> **Extracted text**:

--

Church in Devon, England

Loughwood Meeting House is a historic Baptist chapel, 1 mi south of the village of Dalwood, Devon in England. There was a meeting house on this site in 1653, although the current building may date from the late 17th century or early 18th century. It is one of the earliest surviving Baptist meeting houses. Since 1969 it has been owned by the National Trust. English Heritage have designated it a Grade II* listed building.

== Origins ==
The meeting house was founded by the Baptists of Kilmington, Devon, a village 1 mi away to the southeast. Prior to the Act of Toleration 1689, the meeting house was illegal, but its location made it suitable as a refuge. It was built into a hillside, at that time surrounded by woodland and accessible only by narrow paths. Furthermore, it lay within a detached outlier of the county of Dorset, as the parish of Dalwood belonged to Dorset until 1842. From the outside it resembled a farm-worker's cottage apart from the gravestones surrounding it. It is still used for worship twice a year by the congregation of nearby Kilmington Baptist Church.

--

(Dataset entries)

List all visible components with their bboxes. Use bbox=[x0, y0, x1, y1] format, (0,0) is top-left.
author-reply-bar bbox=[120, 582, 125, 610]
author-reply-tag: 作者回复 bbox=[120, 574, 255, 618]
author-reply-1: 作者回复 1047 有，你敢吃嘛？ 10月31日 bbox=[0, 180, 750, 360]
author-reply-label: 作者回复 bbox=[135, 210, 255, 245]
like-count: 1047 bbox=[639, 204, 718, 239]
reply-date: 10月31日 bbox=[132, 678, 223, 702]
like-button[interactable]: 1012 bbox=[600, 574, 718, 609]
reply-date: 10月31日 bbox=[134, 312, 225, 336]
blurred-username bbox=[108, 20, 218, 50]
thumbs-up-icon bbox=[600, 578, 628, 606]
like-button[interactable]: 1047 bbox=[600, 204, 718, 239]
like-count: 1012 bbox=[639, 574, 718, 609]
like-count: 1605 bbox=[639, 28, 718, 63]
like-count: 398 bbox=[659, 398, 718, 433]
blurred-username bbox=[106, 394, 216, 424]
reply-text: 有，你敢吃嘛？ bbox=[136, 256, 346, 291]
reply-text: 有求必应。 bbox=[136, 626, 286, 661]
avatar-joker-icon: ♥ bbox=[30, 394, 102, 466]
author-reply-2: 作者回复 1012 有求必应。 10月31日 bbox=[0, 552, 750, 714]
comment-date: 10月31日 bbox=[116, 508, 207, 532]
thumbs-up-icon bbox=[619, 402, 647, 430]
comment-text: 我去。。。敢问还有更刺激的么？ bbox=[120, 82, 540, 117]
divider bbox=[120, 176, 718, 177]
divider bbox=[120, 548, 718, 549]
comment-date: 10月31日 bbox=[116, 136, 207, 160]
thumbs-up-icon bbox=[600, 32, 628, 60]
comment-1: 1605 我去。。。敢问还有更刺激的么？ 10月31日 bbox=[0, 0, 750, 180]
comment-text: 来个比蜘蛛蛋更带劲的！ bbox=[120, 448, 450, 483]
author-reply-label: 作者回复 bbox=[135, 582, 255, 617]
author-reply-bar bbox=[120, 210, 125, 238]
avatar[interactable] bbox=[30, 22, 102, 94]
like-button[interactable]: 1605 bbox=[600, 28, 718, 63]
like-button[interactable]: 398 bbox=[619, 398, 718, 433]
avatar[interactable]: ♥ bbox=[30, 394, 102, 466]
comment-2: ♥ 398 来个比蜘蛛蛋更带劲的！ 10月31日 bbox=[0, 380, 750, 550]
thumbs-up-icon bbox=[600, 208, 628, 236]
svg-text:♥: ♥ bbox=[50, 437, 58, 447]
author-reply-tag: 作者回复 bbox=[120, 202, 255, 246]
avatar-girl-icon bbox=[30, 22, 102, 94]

--

> **Required action 1**: According to the text on Loughwood Meeting House, until what year did the parish of Dalwood belong to Dorset?
> **Required action 2**: Proceed with the Loughwood Meeting House text, continuing on from its final sentence.

> **Response 1**: 1842

> **Response 2**:
== Architecture ==
The building is of stone rubble with buttresses and a thatched roof. The interior dates from the mid 18th century to early 19th century. The interior is set up as a preacher's house with a high pulpit at the centre front. On the left are box pews at right angles to the wall, and on the right some are square pews and the others are parallel with the wall. The musicians sat in the front pews of the gallery where they had their music rests. A notch in the floor was used for the foot of the bass viol. Two small rooms at the back of the meeting house were used for cooking the midday meal when the congregation met on Sundays for the entire day. Outside is the graveyard, the first interment being in 1659, and in the corner of the graveyard is a stable for the horses of those members who had come from far afield. There was also a baptismal pool.

== Membership ==
The earliest records go back to 1653, but the church had been in existence for some time before that. Two of the earliest members were John Vernon and William Allen who had been part of the victorious Parliamentary forces under General Fairfax in the English Civil War in 1645. Other early members had escaped from France, mostly being Huguenots, and because their names were difficult to pronounce, were known as "French". This remains a common surname among church members and in the vicinity.